A realidade que não conhecemos

Não somos obrigados a saber tudo. Na verdade, nem se quiséssemos saberíamos todas as coisas que são possíveis de saber. O mundo é imenso. O Universo é infinito. O tempo é eterno. De maneira que jamais teremos todo o conhecimento do mundo. Podemos ser bons em alguma coisa. Podemos ter certo domínio e sofisticada eloquência sobre determinados temas aos quais nos debruçamos. Mas mesmo em relação a eles precisamos ter humildade o bastante para reconhecer que sempre haverá algo novo a ser descoberto, assimilado, aprendido.

E se não sabemos tudo sobre o mundo material, físico, sobre o qual temos um aparente senso de controle para desbravar, mergulhar e conhecer, também não sabemos sobre as pessoas que orbitam, como nós, em torno da vida. São elas universos próprios. Mundos particulares. Cada um de nós representa nessa realidade na qual vivemos uma representação única e singular. No entanto, agimos como se tivéssemos doutorado nos seres humanos que desconhecemos. É como se soubéssemos quais são as suas razões, quais são os seus projetos ou quais deveriam ser os seus caminhos. Sabemos absolutamente nada sobre elas, mas comportamo-nos como se fôssemos seus maiores conhecedores apenas por uma convivência de poucas horas, ou por uma conversa casual, ou mesmo por termos tido, diante de tantos convidados, respondido “sim” ao casamento. Mas a verdade é que não. Não sabemos tudo sobre as pessoas. A maior parte do que sabemos são imaginações e suposições que criamos em nossas mentes sempre sedentas por dar sentido até ao que não possui sequer algum. A outra parte do que sabemos está relacionada à fração do que elas permitem que delas seja projetado ao mundo. E uma ínfima parcela do conhecimento que possuímos sobre aqueles que nos cercam foi obtido pela convivência. Uma parcela muito pequena em comparação à inteireza de cada ser humano.

E aprendi isso recentemente. Muito recentemente.

Às vezes vemos na televisão as pessoas contando suas histórias. Por vezes são histórias difíceis, dolorosas, que foram construídas a partir de tantos sofrimentos. E, assim, na nossa ingenuidade, pensamos que aquele conhecimento pode ser aplicado a tantas outras que tenham uma história semelhante, características parecidas. Até que, ao invés de ouvirmos histórias sendo contadas a distância, podemos ouvi-las sendo contadas bem diante de nós, pessoalmente, com poucos metros, quando não centímetros, mostrando que não somos um só.

Vemos os olhos daquela pessoa. Vemos seu rosto cansado. Vemos seus gestos pesados. Ouvimos sua voz tensa. Contemplamos suas lágrimas angustiadas, verdadeiras e reais. Não é mais uma personagem de uma reportagem ou uma figura de um documentário. É uma pessoa. De carne e osso e sentimentos. Bem à nossa frente. Desnudando sua alma. Revelando sua angústia. Derramando seu amargor. E nos anunciando o quanto somos ignorantes em relação às pessoas. E o quanto permanecemos em ignorância por, em muitos casos, supor o que elas sentem ou o que elas vivem baseados em imaginações tão frágeis e ilusórias que criamos.

SEÇÃO DE DADOS:
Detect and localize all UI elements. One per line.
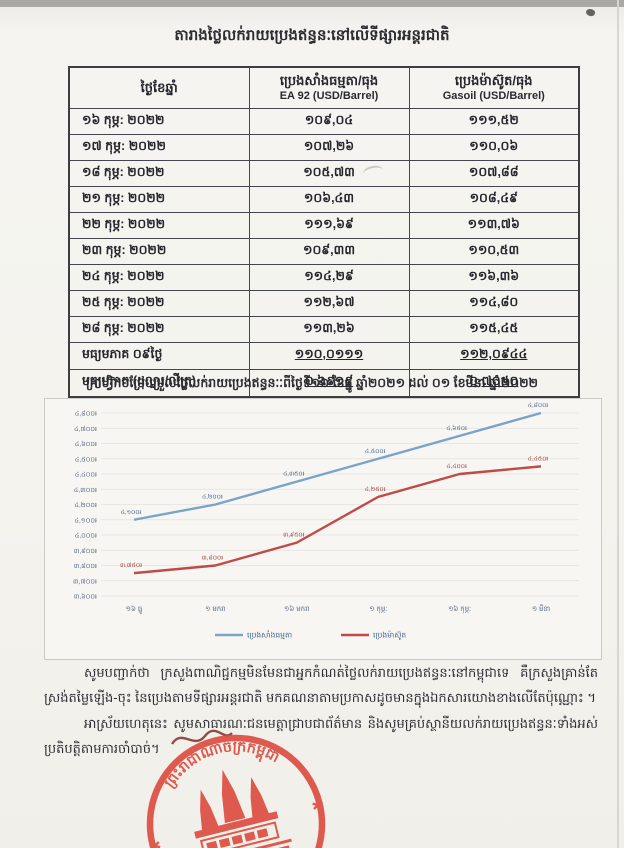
date-cell: មធ្យមភាគ ០៩ថ្ងៃ (69, 343, 249, 370)
chart-title: ក្រាហ្វិកបម្រែបម្រួលថ្លៃលក់រាយប្រេងឥន្ធន… (0, 376, 624, 394)
gasoil-value-cell: ១១៤,៨០ (409, 291, 579, 317)
stamp-star-right: ✱ (310, 796, 326, 816)
header-gasoil: ប្រេងម៉ាស៊ូត/ធុង Gasoil (USD/Barrel) (409, 67, 579, 109)
y-axis-tick-label: ៤,៨០០៛ (75, 410, 97, 418)
note-paragraph: សូមបញ្ជាក់ថា ក្រសួងពាណិជ្ជកម្មមិនមែនជាអ្… (44, 660, 598, 711)
data-point-label: ៤,៨០០៛ (528, 402, 549, 409)
data-point-label: ៤,១០០៛ (121, 509, 142, 516)
date-cell: ២៨ កុម្ភ: ២០២២ (69, 317, 249, 343)
gasoil-value-cell: ១១៥,៤៥ (409, 317, 579, 343)
table-row: ២២ កុម្ភ: ២០២២១១១,៦៩១១៣,៧៦ (69, 213, 579, 239)
ink-smudge (585, 7, 596, 17)
series-line-gasoline (134, 413, 541, 520)
header-ea92: ប្រេងសាំងធម្មតា/ធុង EA 92 (USD/Barrel) (249, 67, 409, 109)
price-table-body: ១៦ កុម្ភ: ២០២២១០៩,០៤១១១,៥២១៧ កុម្ភ: ២០២២… (69, 109, 579, 398)
x-axis-tick-label: ១ មករា (205, 606, 226, 613)
y-axis-tick-label: ៣,៩០០៛ (74, 547, 97, 555)
ea92-value-cell: ១០៥,៧៣ (249, 161, 409, 187)
x-axis-tick-label: ១៦ មករា (284, 605, 310, 613)
y-axis-tick-label: ៣,៦០០៛ (74, 593, 97, 601)
gasoil-value-cell: ១១៣,៧៦ (409, 213, 579, 239)
gasoil-value-cell: ១១៦,៣៦ (409, 265, 579, 291)
data-point-label: ៤,៥០០៛ (365, 448, 386, 455)
ea92-value-cell: ១១២,៦៧ (249, 291, 409, 317)
summary-row: មធ្យមភាគ ០៩ថ្ងៃ១១០,០១១១១១២,០៩៤៤ (69, 343, 579, 370)
x-axis-tick-label: ១ កុម្ភ: (369, 606, 387, 614)
data-point-label: ៣,៩៥០៛ (283, 532, 305, 539)
y-axis-tick-label: ៤,៣០០៛ (74, 487, 97, 494)
data-point-label: ៤,៦៥០៛ (446, 425, 467, 432)
stamp-star-left: ✱ (147, 837, 163, 848)
data-point-label: ៤,៣៥០៛ (283, 471, 305, 478)
stamp-svg: ព្រះរាជាណាចក្រកម្ពុជា ក្រសួងពាណិជ្ជកម្ម … (126, 724, 346, 848)
date-cell: ២២ កុម្ភ: ២០២២ (69, 213, 249, 239)
fuel-price-table: ថ្ងៃខែឆ្នាំ ប្រេងសាំងធម្មតា/ធុង EA 92 (U… (68, 66, 580, 398)
data-point-label: ៤,៤០០៛ (446, 463, 467, 470)
y-axis-tick-label: ៣,៨០០៛ (74, 562, 97, 570)
header-date: ថ្ងៃខែឆ្នាំ (69, 67, 249, 109)
y-axis-tick-label: ៤,៤០០៛ (75, 472, 97, 479)
ea92-value-cell: ១១០,០១១១ (249, 343, 409, 370)
table-row: ១៦ កុម្ភ: ២០២២១០៩,០៤១១១,៥២ (69, 109, 579, 135)
ministry-stamp: ព្រះរាជាណាចក្រកម្ពុជា ក្រសួងពាណិជ្ជកម្ម … (126, 724, 346, 848)
table-row: ២៥ កុម្ភ: ២០២២១១២,៦៧១១៤,៨០ (69, 291, 579, 317)
data-point-label: ៤,២០០៛ (202, 494, 223, 501)
table-row: ១៧ កុម្ភ: ២០២២១០៧,២៦១១០,០៦ (69, 135, 579, 161)
ea92-value-cell: ១០៩,០៤ (249, 109, 409, 135)
date-cell: ២១ កុម្ភ: ២០២២ (69, 187, 249, 213)
y-axis-tick-label: ៣,៧០០៛ (73, 578, 97, 585)
y-axis-tick-label: ៤,២០០៛ (74, 502, 97, 509)
y-axis-tick-label: ៤,៥០០៛ (75, 456, 97, 463)
table-row: ២៨ កុម្ភ: ២០២២១១៣,២៦១១៥,៤៥ (69, 317, 579, 343)
gasoil-value-cell: ១១២,០៩៤៤ (409, 343, 579, 370)
y-axis-tick-label: ៤,១០០៛ (74, 517, 97, 524)
gasoil-value-cell: ១១០,០៦ (409, 135, 579, 161)
table-row: ២៣ កុម្ភ: ២០២២១០៩,៣៣១១០,៥៣ (69, 239, 579, 265)
legend-label: ប្រេងសាំងធម្មតា (247, 630, 292, 640)
ea92-value-cell: ១១៣,២៦ (249, 317, 409, 343)
gasoil-value-cell: ១១០,៥៣ (409, 239, 579, 265)
ea92-value-cell: ១១១,៦៩ (249, 213, 409, 239)
date-cell: ១៦ កុម្ភ: ២០២២ (69, 109, 249, 135)
data-point-label: ៣,៨០០៛ (202, 555, 224, 562)
data-point-label: ៤,២៥០៛ (365, 486, 386, 493)
data-point-label: ៣,៧៥០៛ (120, 562, 142, 569)
scanned-document-page: តារាងថ្លៃលក់រាយប្រេងឥន្ធនៈនៅលើទីផ្សារអន្… (0, 0, 624, 848)
data-point-label: ៤,៤៥០៛ (528, 455, 549, 462)
chart-container: ៤,៨០០៛៤,៧០០៛៤,៦០០៛៤,៥០០៛៤,៤០០៛៤,៣០០៛៤,២០… (44, 398, 602, 660)
scan-edge-strip (0, 0, 624, 7)
angkor-wat-icon (174, 760, 293, 848)
date-cell: ១៧ កុម្ភ: ២០២២ (69, 135, 249, 161)
table-row: ២៤ កុម្ភ: ២០២២១១៤,២៩១១៦,៣៦ (69, 265, 579, 291)
table-header-row: ថ្ងៃខែឆ្នាំ ប្រេងសាំងធម្មតា/ធុង EA 92 (U… (69, 67, 579, 109)
ea92-value-cell: ១០៩,៣៣ (249, 239, 409, 265)
legend-label: ប្រេងម៉ាស៊ូត (373, 631, 406, 641)
price-chart: ៤,៨០០៛៤,៧០០៛៤,៦០០៛៤,៥០០៛៤,៤០០៛៤,៣០០៛៤,២០… (45, 399, 601, 657)
date-cell: ២៤ កុម្ភ: ២០២២ (69, 265, 249, 291)
x-axis-tick-label: ១៦ ធ្នូ (126, 605, 143, 615)
ea92-value-cell: ១០៧,២៦ (249, 135, 409, 161)
table-row: ២១ កុម្ភ: ២០២២១០៦,៤៣១០៨,៤៩ (69, 187, 579, 213)
document-title: តារាងថ្លៃលក់រាយប្រេងឥន្ធនៈនៅលើទីផ្សារអន្… (0, 26, 624, 48)
y-axis-tick-label: ៤,០០០៛ (75, 533, 97, 540)
scan-edge-shadow (617, 0, 619, 848)
table-row: ១៨ កុម្ភ: ២០២២១០៥,៧៣១០៧,៨៨ (69, 161, 579, 187)
y-axis-tick-label: ៤,៧០០៛ (74, 426, 97, 433)
y-axis-tick-label: ៤,៦០០៛ (75, 440, 97, 448)
ea92-value-cell: ១០៦,៤៣ (249, 187, 409, 213)
date-cell: ១៨ កុម្ភ: ២០២២ (69, 161, 249, 187)
date-cell: ២៥ កុម្ភ: ២០២២ (69, 291, 249, 317)
date-cell: ២៣ កុម្ភ: ២០២២ (69, 239, 249, 265)
ea92-value-cell: ១១៤,២៩ (249, 265, 409, 291)
x-axis-tick-label: ១៦ កុម្ភ: (448, 605, 471, 614)
x-axis-tick-label: ១ មីនា (532, 604, 550, 613)
gasoil-value-cell: ១១១,៥២ (409, 109, 579, 135)
gasoil-value-cell: ១០៧,៨៨ (409, 161, 579, 187)
gasoil-value-cell: ១០៨,៤៩ (409, 187, 579, 213)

EXERCÍCIO:
Cite literalmente, do texto sobre a realidade que não conhecemos, o trecho que vai de “Vemos os olhos” até “ilusórias que criamos.”. Os registros provêm de uma fonte diferente.

RESPOSTA:
Vemos os olhos daquela pessoa. Vemos seu rosto cansado. Vemos seus gestos pesados. Ouvimos sua voz tensa. Contemplamos suas lágrimas angustiadas, verdadeiras e reais. Não é mais uma personagem de uma reportagem ou uma figura de um documentário. É uma pessoa. De carne e osso e sentimentos. Bem à nossa frente. Desnudando sua alma. Revelando sua angústia. Derramando seu amargor. E nos anunciando o quanto somos ignorantes em relação às pessoas. E o quanto permanecemos em ignorância por, em muitos casos, supor o que elas sentem ou o que elas vivem baseados em imaginações tão frágeis e ilusórias que criamos.